• _Aim_:
Transcribe every entry word for word. Skip the pictures.

• _Raw records_:
────────

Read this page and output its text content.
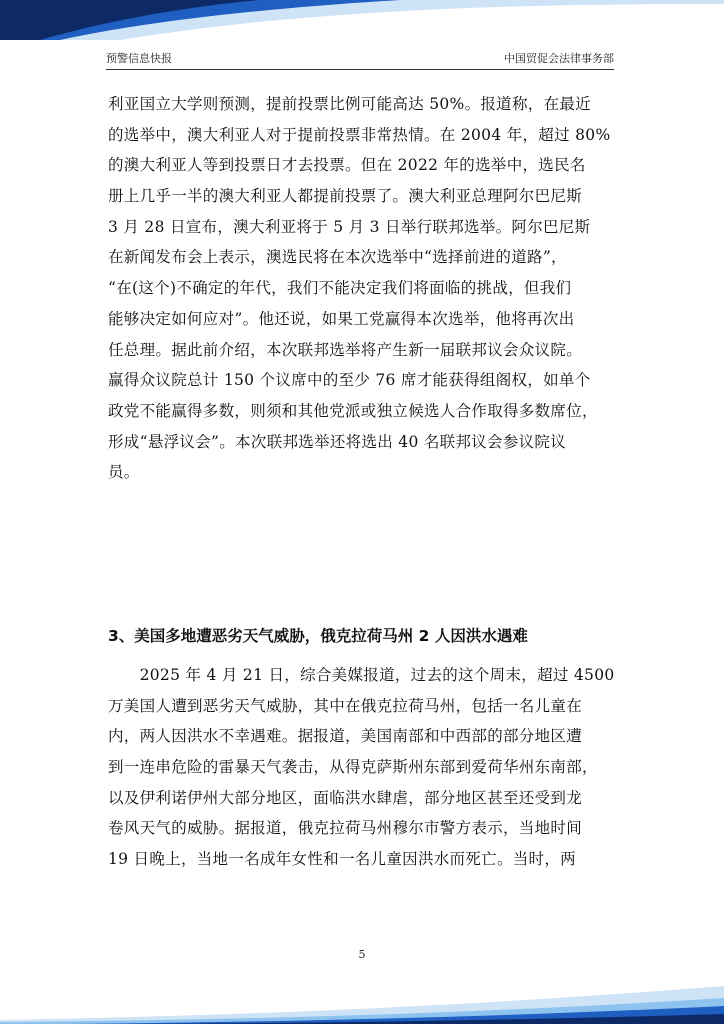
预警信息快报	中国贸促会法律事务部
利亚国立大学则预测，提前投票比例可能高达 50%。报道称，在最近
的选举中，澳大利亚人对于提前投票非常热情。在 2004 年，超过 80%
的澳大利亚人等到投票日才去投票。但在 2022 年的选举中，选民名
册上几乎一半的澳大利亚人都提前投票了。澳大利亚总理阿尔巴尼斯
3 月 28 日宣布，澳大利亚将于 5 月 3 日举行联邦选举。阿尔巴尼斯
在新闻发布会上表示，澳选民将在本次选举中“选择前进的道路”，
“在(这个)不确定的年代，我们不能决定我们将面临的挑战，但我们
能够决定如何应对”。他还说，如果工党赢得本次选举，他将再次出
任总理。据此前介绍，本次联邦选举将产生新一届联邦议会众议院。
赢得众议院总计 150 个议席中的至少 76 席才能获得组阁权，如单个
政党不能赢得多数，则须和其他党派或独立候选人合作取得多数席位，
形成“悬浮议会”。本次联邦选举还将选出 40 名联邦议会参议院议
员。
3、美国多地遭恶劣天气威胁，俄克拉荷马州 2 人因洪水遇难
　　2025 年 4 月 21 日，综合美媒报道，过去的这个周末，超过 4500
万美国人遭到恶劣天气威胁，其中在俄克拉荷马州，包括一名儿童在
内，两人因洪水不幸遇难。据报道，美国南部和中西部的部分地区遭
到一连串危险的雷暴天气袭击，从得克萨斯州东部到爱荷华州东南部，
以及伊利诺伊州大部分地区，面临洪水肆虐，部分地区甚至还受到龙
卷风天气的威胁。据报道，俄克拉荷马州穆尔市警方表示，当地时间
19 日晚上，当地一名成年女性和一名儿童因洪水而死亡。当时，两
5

────────

• _Answer to this exercise_:
Read this page and output its text content.
预警信息快报	中国贸促会法律事务部
利亚国立大学则预测，提前投票比例可能高达 50%。报道称，在最近
的选举中，澳大利亚人对于提前投票非常热情。在 2004 年，超过 80%
的澳大利亚人等到投票日才去投票。但在 2022 年的选举中，选民名
册上几乎一半的澳大利亚人都提前投票了。澳大利亚总理阿尔巴尼斯
3 月 28 日宣布，澳大利亚将于 5 月 3 日举行联邦选举。阿尔巴尼斯
在新闻发布会上表示，澳选民将在本次选举中“选择前进的道路”，
“在(这个)不确定的年代，我们不能决定我们将面临的挑战，但我们
能够决定如何应对”。他还说，如果工党赢得本次选举，他将再次出
任总理。据此前介绍，本次联邦选举将产生新一届联邦议会众议院。
赢得众议院总计 150 个议席中的至少 76 席才能获得组阁权，如单个
政党不能赢得多数，则须和其他党派或独立候选人合作取得多数席位，
形成“悬浮议会”。本次联邦选举还将选出 40 名联邦议会参议院议
员。
3、美国多地遭恶劣天气威胁，俄克拉荷马州 2 人因洪水遇难
　　2025 年 4 月 21 日，综合美媒报道，过去的这个周末，超过 4500
万美国人遭到恶劣天气威胁，其中在俄克拉荷马州，包括一名儿童在
内，两人因洪水不幸遇难。据报道，美国南部和中西部的部分地区遭
到一连串危险的雷暴天气袭击，从得克萨斯州东部到爱荷华州东南部，
以及伊利诺伊州大部分地区，面临洪水肆虐，部分地区甚至还受到龙
卷风天气的威胁。据报道，俄克拉荷马州穆尔市警方表示，当地时间
19 日晚上，当地一名成年女性和一名儿童因洪水而死亡。当时，两
5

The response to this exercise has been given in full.